TASK BRIEF: Below is a listing. Gather each line of it that contains "鉴定成本".

Data entries:
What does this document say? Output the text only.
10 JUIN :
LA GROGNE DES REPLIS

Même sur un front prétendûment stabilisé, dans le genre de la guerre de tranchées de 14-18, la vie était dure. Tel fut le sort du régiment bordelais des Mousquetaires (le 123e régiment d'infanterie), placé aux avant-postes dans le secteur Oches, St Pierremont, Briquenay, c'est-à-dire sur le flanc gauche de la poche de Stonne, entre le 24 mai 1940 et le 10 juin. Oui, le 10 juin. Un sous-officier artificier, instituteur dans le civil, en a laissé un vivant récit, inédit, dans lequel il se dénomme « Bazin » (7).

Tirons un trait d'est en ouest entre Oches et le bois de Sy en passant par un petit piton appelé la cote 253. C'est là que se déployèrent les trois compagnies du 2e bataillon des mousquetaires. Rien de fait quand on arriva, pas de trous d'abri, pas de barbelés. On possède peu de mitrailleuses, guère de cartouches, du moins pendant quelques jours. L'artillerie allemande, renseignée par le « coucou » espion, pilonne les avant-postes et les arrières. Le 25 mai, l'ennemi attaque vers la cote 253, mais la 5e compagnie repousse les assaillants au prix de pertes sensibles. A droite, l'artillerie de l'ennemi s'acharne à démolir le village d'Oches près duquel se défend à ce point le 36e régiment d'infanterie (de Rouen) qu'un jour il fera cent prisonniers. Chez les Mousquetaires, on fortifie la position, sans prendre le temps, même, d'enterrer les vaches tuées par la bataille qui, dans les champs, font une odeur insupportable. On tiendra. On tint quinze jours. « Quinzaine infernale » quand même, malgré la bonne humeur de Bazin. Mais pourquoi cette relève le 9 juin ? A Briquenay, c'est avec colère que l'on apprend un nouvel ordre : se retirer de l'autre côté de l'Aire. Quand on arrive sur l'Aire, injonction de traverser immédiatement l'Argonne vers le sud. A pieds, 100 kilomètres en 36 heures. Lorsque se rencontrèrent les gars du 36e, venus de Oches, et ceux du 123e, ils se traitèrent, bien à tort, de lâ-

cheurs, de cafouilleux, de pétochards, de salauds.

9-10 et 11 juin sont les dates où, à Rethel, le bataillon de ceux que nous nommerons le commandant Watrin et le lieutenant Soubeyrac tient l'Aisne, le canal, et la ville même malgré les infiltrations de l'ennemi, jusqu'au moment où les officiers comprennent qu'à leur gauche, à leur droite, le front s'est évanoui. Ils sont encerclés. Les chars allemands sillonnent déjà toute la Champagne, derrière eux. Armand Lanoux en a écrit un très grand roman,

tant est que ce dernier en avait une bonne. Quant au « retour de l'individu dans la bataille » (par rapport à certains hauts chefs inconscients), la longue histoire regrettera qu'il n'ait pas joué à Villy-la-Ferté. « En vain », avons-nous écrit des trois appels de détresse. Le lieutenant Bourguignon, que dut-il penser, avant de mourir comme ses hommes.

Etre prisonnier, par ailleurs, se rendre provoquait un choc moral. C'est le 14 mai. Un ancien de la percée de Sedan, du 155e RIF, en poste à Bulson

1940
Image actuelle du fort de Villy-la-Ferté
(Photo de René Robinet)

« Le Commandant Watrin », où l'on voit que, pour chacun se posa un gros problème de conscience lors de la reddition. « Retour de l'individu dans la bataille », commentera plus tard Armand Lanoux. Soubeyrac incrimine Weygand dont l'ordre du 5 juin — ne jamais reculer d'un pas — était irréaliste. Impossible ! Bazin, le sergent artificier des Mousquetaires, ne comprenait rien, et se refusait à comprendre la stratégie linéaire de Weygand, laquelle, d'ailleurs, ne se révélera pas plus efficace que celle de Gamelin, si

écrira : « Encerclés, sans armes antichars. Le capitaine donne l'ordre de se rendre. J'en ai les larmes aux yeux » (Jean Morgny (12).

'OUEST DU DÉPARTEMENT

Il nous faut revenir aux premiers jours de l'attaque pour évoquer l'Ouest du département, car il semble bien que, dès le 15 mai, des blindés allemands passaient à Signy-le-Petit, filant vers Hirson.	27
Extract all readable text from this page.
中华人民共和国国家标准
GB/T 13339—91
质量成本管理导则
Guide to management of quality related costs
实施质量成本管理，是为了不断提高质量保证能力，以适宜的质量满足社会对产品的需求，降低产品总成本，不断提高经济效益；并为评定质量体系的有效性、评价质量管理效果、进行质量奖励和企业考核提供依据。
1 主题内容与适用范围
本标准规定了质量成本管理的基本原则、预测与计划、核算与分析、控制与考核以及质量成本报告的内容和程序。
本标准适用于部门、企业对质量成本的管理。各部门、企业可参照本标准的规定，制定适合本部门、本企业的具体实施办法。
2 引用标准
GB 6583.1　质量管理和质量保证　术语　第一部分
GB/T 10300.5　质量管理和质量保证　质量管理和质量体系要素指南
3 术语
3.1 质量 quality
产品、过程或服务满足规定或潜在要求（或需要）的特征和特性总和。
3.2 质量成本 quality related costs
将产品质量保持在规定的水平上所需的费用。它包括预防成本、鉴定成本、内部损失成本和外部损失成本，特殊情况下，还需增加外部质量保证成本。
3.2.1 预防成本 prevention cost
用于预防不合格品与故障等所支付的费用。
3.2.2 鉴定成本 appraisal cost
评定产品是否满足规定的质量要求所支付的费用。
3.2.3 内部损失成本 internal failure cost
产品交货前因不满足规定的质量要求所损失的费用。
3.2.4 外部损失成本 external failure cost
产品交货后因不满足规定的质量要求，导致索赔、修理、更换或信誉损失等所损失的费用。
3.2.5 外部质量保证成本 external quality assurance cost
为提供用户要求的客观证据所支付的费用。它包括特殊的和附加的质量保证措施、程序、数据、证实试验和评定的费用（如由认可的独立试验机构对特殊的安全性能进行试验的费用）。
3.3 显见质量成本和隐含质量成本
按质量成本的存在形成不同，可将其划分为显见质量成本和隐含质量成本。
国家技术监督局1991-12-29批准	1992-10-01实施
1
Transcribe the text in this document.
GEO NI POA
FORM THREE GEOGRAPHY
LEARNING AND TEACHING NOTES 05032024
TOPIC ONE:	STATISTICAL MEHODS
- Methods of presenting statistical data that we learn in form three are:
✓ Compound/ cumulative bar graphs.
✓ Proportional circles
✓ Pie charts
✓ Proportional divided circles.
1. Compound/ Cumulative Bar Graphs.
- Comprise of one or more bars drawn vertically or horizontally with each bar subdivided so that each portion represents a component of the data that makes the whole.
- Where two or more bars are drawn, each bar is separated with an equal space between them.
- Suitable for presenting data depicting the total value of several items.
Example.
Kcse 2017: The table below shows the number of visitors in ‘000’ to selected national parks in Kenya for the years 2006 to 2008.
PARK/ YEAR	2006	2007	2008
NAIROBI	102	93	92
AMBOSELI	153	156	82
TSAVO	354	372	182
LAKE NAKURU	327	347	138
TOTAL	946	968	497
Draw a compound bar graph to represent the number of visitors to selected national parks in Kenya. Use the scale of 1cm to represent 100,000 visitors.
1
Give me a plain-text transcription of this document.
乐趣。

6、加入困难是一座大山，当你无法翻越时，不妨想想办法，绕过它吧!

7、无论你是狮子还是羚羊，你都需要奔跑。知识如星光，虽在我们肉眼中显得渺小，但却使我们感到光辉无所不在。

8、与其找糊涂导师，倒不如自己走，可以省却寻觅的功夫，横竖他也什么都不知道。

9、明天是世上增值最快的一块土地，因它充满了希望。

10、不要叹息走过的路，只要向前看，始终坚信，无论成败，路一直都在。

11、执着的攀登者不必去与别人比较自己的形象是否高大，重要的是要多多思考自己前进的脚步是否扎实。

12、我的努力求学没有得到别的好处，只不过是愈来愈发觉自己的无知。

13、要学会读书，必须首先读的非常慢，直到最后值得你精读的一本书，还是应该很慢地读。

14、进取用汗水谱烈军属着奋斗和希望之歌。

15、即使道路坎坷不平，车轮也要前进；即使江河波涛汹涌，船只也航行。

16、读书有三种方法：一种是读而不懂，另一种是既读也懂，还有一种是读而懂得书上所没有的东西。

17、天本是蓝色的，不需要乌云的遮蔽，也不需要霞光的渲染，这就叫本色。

FINISHED EXERCISE:
将产品质量保持在规定的水平上所需的费用。它包括预防成本、鉴定成本、内部损失成本和外部损失成本，特殊情况下，还需增加外部质量保证成本。
3.2.2 鉴定成本 appraisal cost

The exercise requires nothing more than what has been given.